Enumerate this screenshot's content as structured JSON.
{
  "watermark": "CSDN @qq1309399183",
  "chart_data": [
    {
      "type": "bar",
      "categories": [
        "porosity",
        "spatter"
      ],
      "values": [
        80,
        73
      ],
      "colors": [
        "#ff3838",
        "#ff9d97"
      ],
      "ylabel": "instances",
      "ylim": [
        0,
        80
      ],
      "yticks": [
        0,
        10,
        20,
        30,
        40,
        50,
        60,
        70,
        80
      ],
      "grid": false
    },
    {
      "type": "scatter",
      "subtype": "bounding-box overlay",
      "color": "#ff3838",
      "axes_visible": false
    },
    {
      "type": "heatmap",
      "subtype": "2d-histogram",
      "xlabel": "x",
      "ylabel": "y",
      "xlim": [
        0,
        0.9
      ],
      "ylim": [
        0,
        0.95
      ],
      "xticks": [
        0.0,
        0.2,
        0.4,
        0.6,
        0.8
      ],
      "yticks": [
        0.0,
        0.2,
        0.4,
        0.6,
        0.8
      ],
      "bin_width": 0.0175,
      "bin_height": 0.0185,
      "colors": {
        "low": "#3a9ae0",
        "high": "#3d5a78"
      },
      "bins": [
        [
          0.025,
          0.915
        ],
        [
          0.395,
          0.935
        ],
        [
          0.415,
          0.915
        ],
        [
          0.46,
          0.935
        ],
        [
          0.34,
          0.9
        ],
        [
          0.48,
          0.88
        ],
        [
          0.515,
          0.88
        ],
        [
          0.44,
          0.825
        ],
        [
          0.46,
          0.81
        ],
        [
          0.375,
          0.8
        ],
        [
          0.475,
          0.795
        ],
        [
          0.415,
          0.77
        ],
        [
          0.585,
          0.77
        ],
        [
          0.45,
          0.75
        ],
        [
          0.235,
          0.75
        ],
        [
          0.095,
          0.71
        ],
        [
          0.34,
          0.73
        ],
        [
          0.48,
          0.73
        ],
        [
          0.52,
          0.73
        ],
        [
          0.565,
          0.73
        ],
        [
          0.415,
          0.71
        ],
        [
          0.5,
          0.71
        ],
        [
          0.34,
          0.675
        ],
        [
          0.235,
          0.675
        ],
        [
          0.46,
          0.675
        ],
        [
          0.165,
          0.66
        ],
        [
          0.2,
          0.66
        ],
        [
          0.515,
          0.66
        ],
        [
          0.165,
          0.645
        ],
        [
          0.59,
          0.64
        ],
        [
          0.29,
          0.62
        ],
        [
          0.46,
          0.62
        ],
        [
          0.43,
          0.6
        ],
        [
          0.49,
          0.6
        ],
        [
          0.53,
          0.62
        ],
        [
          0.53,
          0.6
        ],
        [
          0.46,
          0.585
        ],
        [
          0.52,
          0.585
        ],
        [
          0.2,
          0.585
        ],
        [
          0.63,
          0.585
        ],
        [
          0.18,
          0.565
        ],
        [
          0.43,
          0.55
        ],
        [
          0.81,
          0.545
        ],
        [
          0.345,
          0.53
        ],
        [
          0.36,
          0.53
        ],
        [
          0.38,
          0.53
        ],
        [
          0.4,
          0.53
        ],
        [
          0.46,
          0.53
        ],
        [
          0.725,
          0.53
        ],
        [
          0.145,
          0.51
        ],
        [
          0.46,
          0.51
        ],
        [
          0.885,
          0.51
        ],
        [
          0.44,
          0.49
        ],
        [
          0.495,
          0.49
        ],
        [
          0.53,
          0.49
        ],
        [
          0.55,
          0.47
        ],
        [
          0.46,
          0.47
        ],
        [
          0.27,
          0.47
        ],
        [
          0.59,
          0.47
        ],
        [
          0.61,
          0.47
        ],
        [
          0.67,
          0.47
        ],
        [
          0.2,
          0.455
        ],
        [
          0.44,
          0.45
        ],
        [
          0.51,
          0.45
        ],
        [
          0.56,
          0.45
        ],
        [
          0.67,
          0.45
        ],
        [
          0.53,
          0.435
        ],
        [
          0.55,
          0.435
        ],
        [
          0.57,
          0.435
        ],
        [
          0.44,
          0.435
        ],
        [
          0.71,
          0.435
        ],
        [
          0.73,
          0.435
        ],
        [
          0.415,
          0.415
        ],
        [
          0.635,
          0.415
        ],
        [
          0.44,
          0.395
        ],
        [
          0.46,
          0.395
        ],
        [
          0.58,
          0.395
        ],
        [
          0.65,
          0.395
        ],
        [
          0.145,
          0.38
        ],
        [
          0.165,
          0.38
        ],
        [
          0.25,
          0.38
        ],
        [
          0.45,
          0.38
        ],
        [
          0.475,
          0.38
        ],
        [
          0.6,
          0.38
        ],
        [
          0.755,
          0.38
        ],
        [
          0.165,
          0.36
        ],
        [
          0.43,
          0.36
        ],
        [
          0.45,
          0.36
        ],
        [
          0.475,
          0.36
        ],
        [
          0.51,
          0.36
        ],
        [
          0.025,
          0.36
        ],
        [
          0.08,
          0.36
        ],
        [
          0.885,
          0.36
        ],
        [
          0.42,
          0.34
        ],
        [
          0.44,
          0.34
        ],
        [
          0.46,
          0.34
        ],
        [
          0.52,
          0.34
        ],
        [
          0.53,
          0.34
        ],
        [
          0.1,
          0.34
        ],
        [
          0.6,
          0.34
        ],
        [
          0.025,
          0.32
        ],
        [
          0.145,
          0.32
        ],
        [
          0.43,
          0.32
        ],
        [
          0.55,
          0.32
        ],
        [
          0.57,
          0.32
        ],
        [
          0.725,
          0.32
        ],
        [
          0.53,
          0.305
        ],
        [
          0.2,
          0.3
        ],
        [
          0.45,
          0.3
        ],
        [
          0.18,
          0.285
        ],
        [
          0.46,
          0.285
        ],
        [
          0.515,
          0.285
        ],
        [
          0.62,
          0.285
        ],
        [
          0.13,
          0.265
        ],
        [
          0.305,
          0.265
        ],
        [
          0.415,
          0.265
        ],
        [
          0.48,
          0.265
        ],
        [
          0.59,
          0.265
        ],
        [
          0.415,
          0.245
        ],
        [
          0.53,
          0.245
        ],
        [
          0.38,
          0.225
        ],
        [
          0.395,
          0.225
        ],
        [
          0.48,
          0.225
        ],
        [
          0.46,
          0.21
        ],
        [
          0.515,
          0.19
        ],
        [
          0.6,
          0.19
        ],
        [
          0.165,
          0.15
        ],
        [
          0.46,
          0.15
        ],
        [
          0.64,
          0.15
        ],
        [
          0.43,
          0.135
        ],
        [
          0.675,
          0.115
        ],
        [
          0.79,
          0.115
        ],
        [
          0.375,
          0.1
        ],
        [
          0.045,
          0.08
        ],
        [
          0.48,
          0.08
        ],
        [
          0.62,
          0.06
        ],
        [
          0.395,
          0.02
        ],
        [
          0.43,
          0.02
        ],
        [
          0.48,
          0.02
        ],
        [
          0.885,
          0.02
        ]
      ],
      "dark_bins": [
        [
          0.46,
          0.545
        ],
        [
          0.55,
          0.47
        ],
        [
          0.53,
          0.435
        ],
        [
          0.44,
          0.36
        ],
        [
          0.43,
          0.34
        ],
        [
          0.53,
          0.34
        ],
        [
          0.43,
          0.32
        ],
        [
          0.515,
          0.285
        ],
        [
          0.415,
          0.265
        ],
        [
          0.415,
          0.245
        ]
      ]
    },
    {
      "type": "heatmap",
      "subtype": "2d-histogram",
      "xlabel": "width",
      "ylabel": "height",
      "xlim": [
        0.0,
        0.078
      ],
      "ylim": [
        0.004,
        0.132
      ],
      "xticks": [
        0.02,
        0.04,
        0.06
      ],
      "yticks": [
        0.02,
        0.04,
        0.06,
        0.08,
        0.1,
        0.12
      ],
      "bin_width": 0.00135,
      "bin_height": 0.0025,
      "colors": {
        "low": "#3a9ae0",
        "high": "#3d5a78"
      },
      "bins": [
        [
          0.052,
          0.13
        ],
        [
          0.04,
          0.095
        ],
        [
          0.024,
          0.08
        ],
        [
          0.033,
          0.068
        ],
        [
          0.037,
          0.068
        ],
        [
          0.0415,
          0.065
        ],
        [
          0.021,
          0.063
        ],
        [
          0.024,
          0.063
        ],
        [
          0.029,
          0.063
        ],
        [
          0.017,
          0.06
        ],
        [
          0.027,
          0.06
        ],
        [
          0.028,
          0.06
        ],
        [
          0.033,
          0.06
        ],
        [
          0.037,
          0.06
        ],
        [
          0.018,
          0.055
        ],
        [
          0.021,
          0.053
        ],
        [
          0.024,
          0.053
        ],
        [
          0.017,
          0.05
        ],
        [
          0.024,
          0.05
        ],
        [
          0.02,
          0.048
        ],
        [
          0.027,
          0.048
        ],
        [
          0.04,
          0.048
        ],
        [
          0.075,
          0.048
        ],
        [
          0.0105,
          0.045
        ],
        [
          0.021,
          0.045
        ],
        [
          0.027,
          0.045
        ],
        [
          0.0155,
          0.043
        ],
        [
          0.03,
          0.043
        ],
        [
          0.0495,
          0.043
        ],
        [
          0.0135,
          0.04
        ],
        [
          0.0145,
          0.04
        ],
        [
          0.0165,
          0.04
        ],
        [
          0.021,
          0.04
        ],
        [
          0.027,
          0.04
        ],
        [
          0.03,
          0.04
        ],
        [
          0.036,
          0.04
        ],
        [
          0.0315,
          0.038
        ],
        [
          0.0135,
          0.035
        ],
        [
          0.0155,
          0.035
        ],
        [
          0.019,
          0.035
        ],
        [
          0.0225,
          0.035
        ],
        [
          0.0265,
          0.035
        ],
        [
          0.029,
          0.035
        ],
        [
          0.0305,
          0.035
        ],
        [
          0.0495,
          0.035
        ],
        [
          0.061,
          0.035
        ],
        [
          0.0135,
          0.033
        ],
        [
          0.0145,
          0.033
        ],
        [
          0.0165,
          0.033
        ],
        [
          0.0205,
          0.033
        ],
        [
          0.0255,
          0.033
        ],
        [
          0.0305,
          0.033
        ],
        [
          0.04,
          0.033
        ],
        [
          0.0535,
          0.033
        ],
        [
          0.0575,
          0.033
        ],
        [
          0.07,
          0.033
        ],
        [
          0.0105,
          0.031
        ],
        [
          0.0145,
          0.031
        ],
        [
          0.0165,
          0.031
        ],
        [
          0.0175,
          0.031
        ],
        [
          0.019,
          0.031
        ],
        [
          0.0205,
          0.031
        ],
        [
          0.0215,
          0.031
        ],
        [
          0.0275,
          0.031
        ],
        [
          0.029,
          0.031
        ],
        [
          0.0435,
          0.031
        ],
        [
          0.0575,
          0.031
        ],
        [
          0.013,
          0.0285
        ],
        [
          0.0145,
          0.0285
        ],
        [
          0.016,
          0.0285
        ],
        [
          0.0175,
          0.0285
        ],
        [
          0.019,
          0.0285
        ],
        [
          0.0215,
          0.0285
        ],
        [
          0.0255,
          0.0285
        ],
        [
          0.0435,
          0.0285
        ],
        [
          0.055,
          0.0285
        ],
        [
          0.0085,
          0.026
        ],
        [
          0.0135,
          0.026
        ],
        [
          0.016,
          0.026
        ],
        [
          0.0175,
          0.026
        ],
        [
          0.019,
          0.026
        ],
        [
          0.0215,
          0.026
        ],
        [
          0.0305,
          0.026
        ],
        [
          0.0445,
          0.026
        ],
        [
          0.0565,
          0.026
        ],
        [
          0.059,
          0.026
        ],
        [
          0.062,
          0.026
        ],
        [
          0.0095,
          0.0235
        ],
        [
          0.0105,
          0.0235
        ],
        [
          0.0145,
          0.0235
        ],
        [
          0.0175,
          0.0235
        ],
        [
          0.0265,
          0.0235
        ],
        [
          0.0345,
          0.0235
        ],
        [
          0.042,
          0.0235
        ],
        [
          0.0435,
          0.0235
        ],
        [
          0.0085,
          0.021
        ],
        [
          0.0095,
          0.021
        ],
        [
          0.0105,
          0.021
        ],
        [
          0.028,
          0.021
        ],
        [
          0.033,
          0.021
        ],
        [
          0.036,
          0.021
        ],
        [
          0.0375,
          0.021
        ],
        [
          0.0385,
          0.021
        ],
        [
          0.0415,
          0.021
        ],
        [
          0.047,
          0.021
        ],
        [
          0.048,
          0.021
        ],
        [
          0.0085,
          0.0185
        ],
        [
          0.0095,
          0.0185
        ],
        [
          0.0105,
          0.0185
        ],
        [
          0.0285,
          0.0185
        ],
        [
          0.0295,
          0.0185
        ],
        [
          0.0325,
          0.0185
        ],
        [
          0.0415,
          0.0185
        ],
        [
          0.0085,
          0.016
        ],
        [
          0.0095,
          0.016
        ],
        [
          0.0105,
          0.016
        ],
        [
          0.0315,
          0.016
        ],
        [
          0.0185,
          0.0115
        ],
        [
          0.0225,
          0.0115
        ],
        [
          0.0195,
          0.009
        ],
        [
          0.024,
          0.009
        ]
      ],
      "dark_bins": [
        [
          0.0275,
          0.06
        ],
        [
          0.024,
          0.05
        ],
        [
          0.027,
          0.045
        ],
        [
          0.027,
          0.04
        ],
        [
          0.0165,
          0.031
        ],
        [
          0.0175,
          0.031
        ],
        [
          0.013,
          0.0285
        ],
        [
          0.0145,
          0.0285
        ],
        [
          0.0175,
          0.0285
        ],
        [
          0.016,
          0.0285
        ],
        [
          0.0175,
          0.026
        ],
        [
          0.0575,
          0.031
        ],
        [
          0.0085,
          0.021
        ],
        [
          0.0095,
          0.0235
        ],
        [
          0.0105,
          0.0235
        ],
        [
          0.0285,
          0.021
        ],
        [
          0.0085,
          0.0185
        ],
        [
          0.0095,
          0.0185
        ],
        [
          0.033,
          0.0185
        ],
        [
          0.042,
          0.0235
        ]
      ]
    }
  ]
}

-----

## Instruction
In the entries above, count each line that holds "ylabel". Give the total and nothing else.

## Exercise answer
3